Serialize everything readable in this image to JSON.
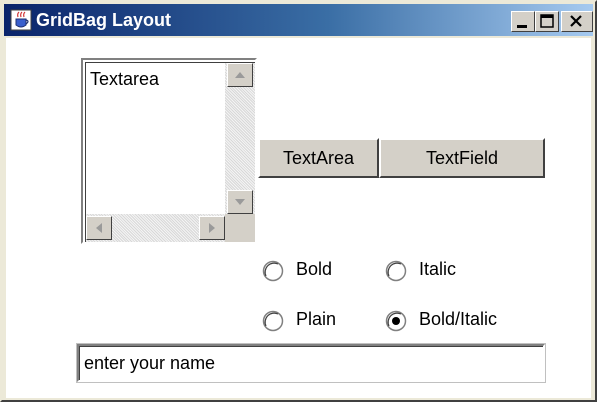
{
  "window": {
    "title": "GridBag Layout",
    "titlebar_colors": [
      "#0a246a",
      "#a6caf0"
    ],
    "buttons": [
      "minimize",
      "maximize",
      "close"
    ]
  },
  "textarea": {
    "content": "Textarea"
  },
  "buttons": {
    "textarea_label": "TextArea",
    "textfield_label": "TextField"
  },
  "radios": [
    {
      "label": "Bold",
      "selected": false
    },
    {
      "label": "Italic",
      "selected": false
    },
    {
      "label": "Plain",
      "selected": false
    },
    {
      "label": "Bold/Italic",
      "selected": true
    }
  ],
  "name_field": {
    "value": "enter your name"
  }
}
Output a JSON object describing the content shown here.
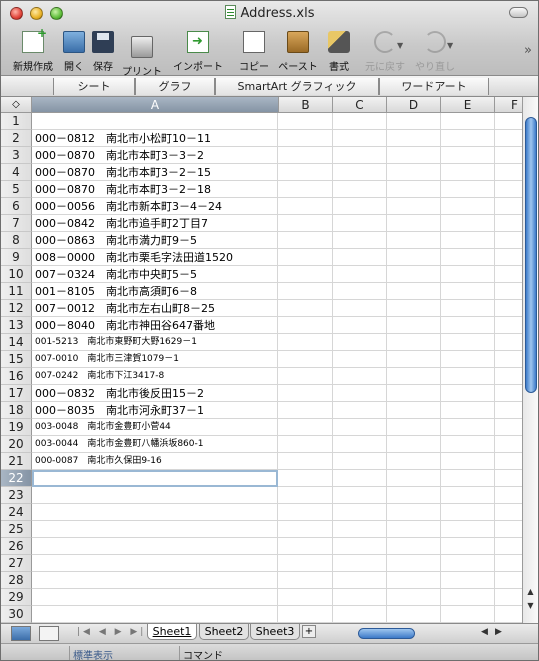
{
  "window": {
    "title": "Address.xls"
  },
  "toolbar": {
    "new": "新規作成",
    "open": "開く",
    "save": "保存",
    "print": "プリント",
    "import": "インポート",
    "copy": "コピー",
    "paste": "ペースト",
    "format": "書式",
    "undo": "元に戻す",
    "redo": "やり直し"
  },
  "ribbon": {
    "tabs": [
      "シート",
      "グラフ",
      "SmartArt グラフィック",
      "ワードアート"
    ]
  },
  "columns": [
    "A",
    "B",
    "C",
    "D",
    "E",
    "F"
  ],
  "rows": [
    {
      "n": "1",
      "a": ""
    },
    {
      "n": "2",
      "a": "000－0812　南北市小松町10－11"
    },
    {
      "n": "3",
      "a": "000－0870　南北市本町3－3－2"
    },
    {
      "n": "4",
      "a": "000－0870　南北市本町3－2－15"
    },
    {
      "n": "5",
      "a": "000－0870　南北市本町3－2－18"
    },
    {
      "n": "6",
      "a": "000－0056　南北市新本町3－4－24"
    },
    {
      "n": "7",
      "a": "000－0842　南北市追手町2丁目7"
    },
    {
      "n": "8",
      "a": "000－0863　南北市満力町9－5"
    },
    {
      "n": "9",
      "a": "008－0000　南北市栗毛字法田道1520"
    },
    {
      "n": "10",
      "a": "007－0324　南北市中央町5－5"
    },
    {
      "n": "11",
      "a": "001－8105　南北市高須町6－8"
    },
    {
      "n": "12",
      "a": "007－0012　南北市左右山町8－25"
    },
    {
      "n": "13",
      "a": "000－8040　南北市神田谷647番地"
    },
    {
      "n": "14",
      "a": "001-5213　南北市東野町大野1629－1"
    },
    {
      "n": "15",
      "a": "007-0010　南北市三津賀1079－1"
    },
    {
      "n": "16",
      "a": "007-0242　南北市下江3417-8"
    },
    {
      "n": "17",
      "a": "000－0832　南北市後反田15－2"
    },
    {
      "n": "18",
      "a": "000－8035　南北市河永町37－1"
    },
    {
      "n": "19",
      "a": "003-0048　南北市金豊町小菅44"
    },
    {
      "n": "20",
      "a": "003-0044　南北市金豊町八幡浜坂860-1"
    },
    {
      "n": "21",
      "a": "000-0087　南北市久保田9-16"
    },
    {
      "n": "22",
      "a": ""
    },
    {
      "n": "23",
      "a": ""
    },
    {
      "n": "24",
      "a": ""
    },
    {
      "n": "25",
      "a": ""
    },
    {
      "n": "26",
      "a": ""
    },
    {
      "n": "27",
      "a": ""
    },
    {
      "n": "28",
      "a": ""
    },
    {
      "n": "29",
      "a": ""
    },
    {
      "n": "30",
      "a": ""
    }
  ],
  "active_row": "22",
  "sheets": [
    "Sheet1",
    "Sheet2",
    "Sheet3"
  ],
  "add_sheet": "+",
  "status": {
    "view": "標準表示",
    "mode": "コマンド"
  }
}
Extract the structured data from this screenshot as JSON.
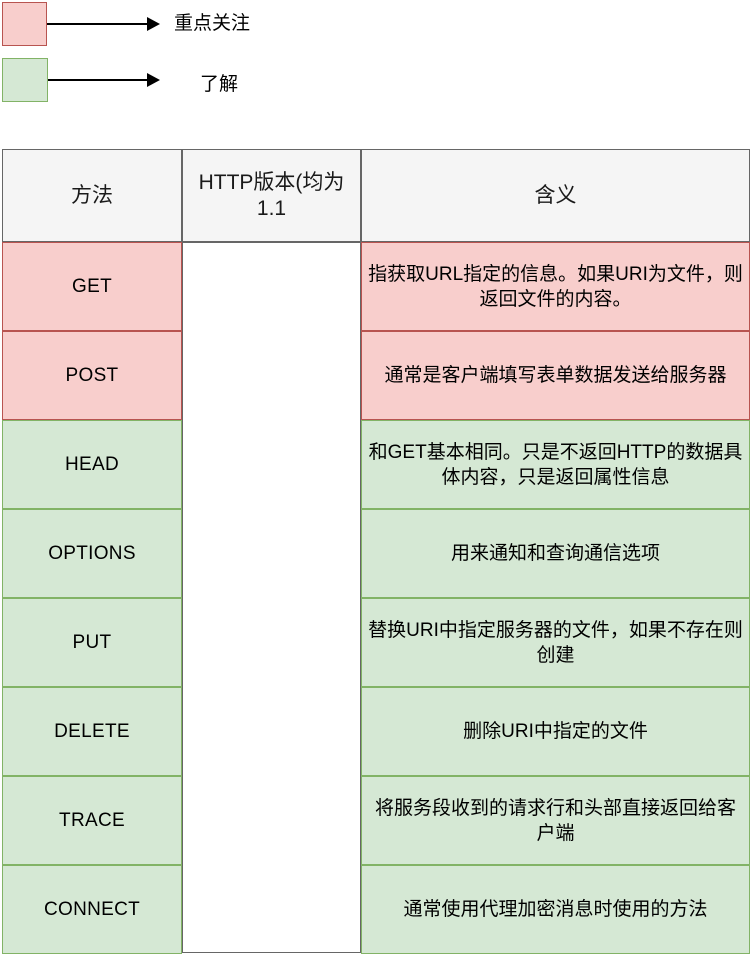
{
  "legend": {
    "items": [
      {
        "swatch_color": "#f8cecc",
        "swatch_border": "#b85450",
        "label": "重点关注",
        "arrow": "arrow-right"
      },
      {
        "swatch_color": "#d5e8d4",
        "swatch_border": "#82b366",
        "label": "了解",
        "arrow": "arrow-right"
      }
    ]
  },
  "table": {
    "headers": [
      "方法",
      "HTTP版本(均为1.1",
      "含义"
    ],
    "merged_version_cell": "",
    "rows": [
      {
        "method": "GET",
        "meaning": "指获取URL指定的信息。如果URI为文件，则返回文件的内容。",
        "highlight": "red"
      },
      {
        "method": "POST",
        "meaning": "通常是客户端填写表单数据发送给服务器",
        "highlight": "red"
      },
      {
        "method": "HEAD",
        "meaning": "和GET基本相同。只是不返回HTTP的数据具体内容，只是返回属性信息",
        "highlight": "green"
      },
      {
        "method": "OPTIONS",
        "meaning": "用来通知和查询通信选项",
        "highlight": "green"
      },
      {
        "method": "PUT",
        "meaning": "替换URI中指定服务器的文件，如果不存在则创建",
        "highlight": "green"
      },
      {
        "method": "DELETE",
        "meaning": "删除URI中指定的文件",
        "highlight": "green"
      },
      {
        "method": "TRACE",
        "meaning": "将服务段收到的请求行和头部直接返回给客户端",
        "highlight": "green"
      },
      {
        "method": "CONNECT",
        "meaning": "通常使用代理加密消息时使用的方法",
        "highlight": "green"
      }
    ]
  },
  "colors": {
    "red_fill": "#f8cecc",
    "red_border": "#b85450",
    "green_fill": "#d5e8d4",
    "green_border": "#82b366",
    "header_fill": "#f5f5f5",
    "header_border": "#666666",
    "white_fill": "#ffffff"
  }
}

> _WORK TO BE COMPLETED_: Copy out all the entries exactly. Images stay out of the copy.

> _RESULT OF THE TASK_:
Serialize everything readable in this image to JSON.
{
  "window": {
    "title": "GridBag Layout",
    "titlebar_colors": [
      "#0a246a",
      "#a6caf0"
    ],
    "buttons": [
      "minimize",
      "maximize",
      "close"
    ]
  },
  "textarea": {
    "content": "Textarea"
  },
  "buttons": {
    "textarea_label": "TextArea",
    "textfield_label": "TextField"
  },
  "radios": [
    {
      "label": "Bold",
      "selected": false
    },
    {
      "label": "Italic",
      "selected": false
    },
    {
      "label": "Plain",
      "selected": false
    },
    {
      "label": "Bold/Italic",
      "selected": true
    }
  ],
  "name_field": {
    "value": "enter your name"
  }
}
Output a JSON object describing the content shown here.
{
  "window": {
    "title": "Address.xls"
  },
  "toolbar": {
    "new": "新規作成",
    "open": "開く",
    "save": "保存",
    "print": "プリント",
    "import": "インポート",
    "copy": "コピー",
    "paste": "ペースト",
    "format": "書式",
    "undo": "元に戻す",
    "redo": "やり直し"
  },
  "ribbon": {
    "tabs": [
      "シート",
      "グラフ",
      "SmartArt グラフィック",
      "ワードアート"
    ]
  },
  "columns": [
    "A",
    "B",
    "C",
    "D",
    "E",
    "F"
  ],
  "rows": [
    {
      "n": "1",
      "a": ""
    },
    {
      "n": "2",
      "a": "000－0812　南北市小松町10－11"
    },
    {
      "n": "3",
      "a": "000－0870　南北市本町3－3－2"
    },
    {
      "n": "4",
      "a": "000－0870　南北市本町3－2－15"
    },
    {
      "n": "5",
      "a": "000－0870　南北市本町3－2－18"
    },
    {
      "n": "6",
      "a": "000－0056　南北市新本町3－4－24"
    },
    {
      "n": "7",
      "a": "000－0842　南北市追手町2丁目7"
    },
    {
      "n": "8",
      "a": "000－0863　南北市満力町9－5"
    },
    {
      "n": "9",
      "a": "008－0000　南北市栗毛字法田道1520"
    },
    {
      "n": "10",
      "a": "007－0324　南北市中央町5－5"
    },
    {
      "n": "11",
      "a": "001－8105　南北市高須町6－8"
    },
    {
      "n": "12",
      "a": "007－0012　南北市左右山町8－25"
    },
    {
      "n": "13",
      "a": "000－8040　南北市神田谷647番地"
    },
    {
      "n": "14",
      "a": "001-5213　南北市東野町大野1629－1"
    },
    {
      "n": "15",
      "a": "007-0010　南北市三津賀1079－1"
    },
    {
      "n": "16",
      "a": "007-0242　南北市下江3417-8"
    },
    {
      "n": "17",
      "a": "000－0832　南北市後反田15－2"
    },
    {
      "n": "18",
      "a": "000－8035　南北市河永町37－1"
    },
    {
      "n": "19",
      "a": "003-0048　南北市金豊町小菅44"
    },
    {
      "n": "20",
      "a": "003-0044　南北市金豊町八幡浜坂860-1"
    },
    {
      "n": "21",
      "a": "000-0087　南北市久保田9-16"
    },
    {
      "n": "22",
      "a": ""
    },
    {
      "n": "23",
      "a": ""
    },
    {
      "n": "24",
      "a": ""
    },
    {
      "n": "25",
      "a": ""
    },
    {
      "n": "26",
      "a": ""
    },
    {
      "n": "27",
      "a": ""
    },
    {
      "n": "28",
      "a": ""
    },
    {
      "n": "29",
      "a": ""
    },
    {
      "n": "30",
      "a": ""
    }
  ],
  "active_row": "22",
  "sheets": [
    "Sheet1",
    "Sheet2",
    "Sheet3"
  ],
  "add_sheet": "+",
  "status": {
    "view": "標準表示",
    "mode": "コマンド"
  }
}
Extract the structured data from this screenshot as JSON.
{
  "legend": {
    "items": [
      {
        "swatch_color": "#f8cecc",
        "swatch_border": "#b85450",
        "label": "重点关注",
        "arrow": "arrow-right"
      },
      {
        "swatch_color": "#d5e8d4",
        "swatch_border": "#82b366",
        "label": "了解",
        "arrow": "arrow-right"
      }
    ]
  },
  "table": {
    "headers": [
      "方法",
      "HTTP版本(均为1.1",
      "含义"
    ],
    "merged_version_cell": "",
    "rows": [
      {
        "method": "GET",
        "meaning": "指获取URL指定的信息。如果URI为文件，则返回文件的内容。",
        "highlight": "red"
      },
      {
        "method": "POST",
        "meaning": "通常是客户端填写表单数据发送给服务器",
        "highlight": "red"
      },
      {
        "method": "HEAD",
        "meaning": "和GET基本相同。只是不返回HTTP的数据具体内容，只是返回属性信息",
        "highlight": "green"
      },
      {
        "method": "OPTIONS",
        "meaning": "用来通知和查询通信选项",
        "highlight": "green"
      },
      {
        "method": "PUT",
        "meaning": "替换URI中指定服务器的文件，如果不存在则创建",
        "highlight": "green"
      },
      {
        "method": "DELETE",
        "meaning": "删除URI中指定的文件",
        "highlight": "green"
      },
      {
        "method": "TRACE",
        "meaning": "将服务段收到的请求行和头部直接返回给客户端",
        "highlight": "green"
      },
      {
        "method": "CONNECT",
        "meaning": "通常使用代理加密消息时使用的方法",
        "highlight": "green"
      }
    ]
  },
  "colors": {
    "red_fill": "#f8cecc",
    "red_border": "#b85450",
    "green_fill": "#d5e8d4",
    "green_border": "#82b366",
    "header_fill": "#f5f5f5",
    "header_border": "#666666",
    "white_fill": "#ffffff"
  }
}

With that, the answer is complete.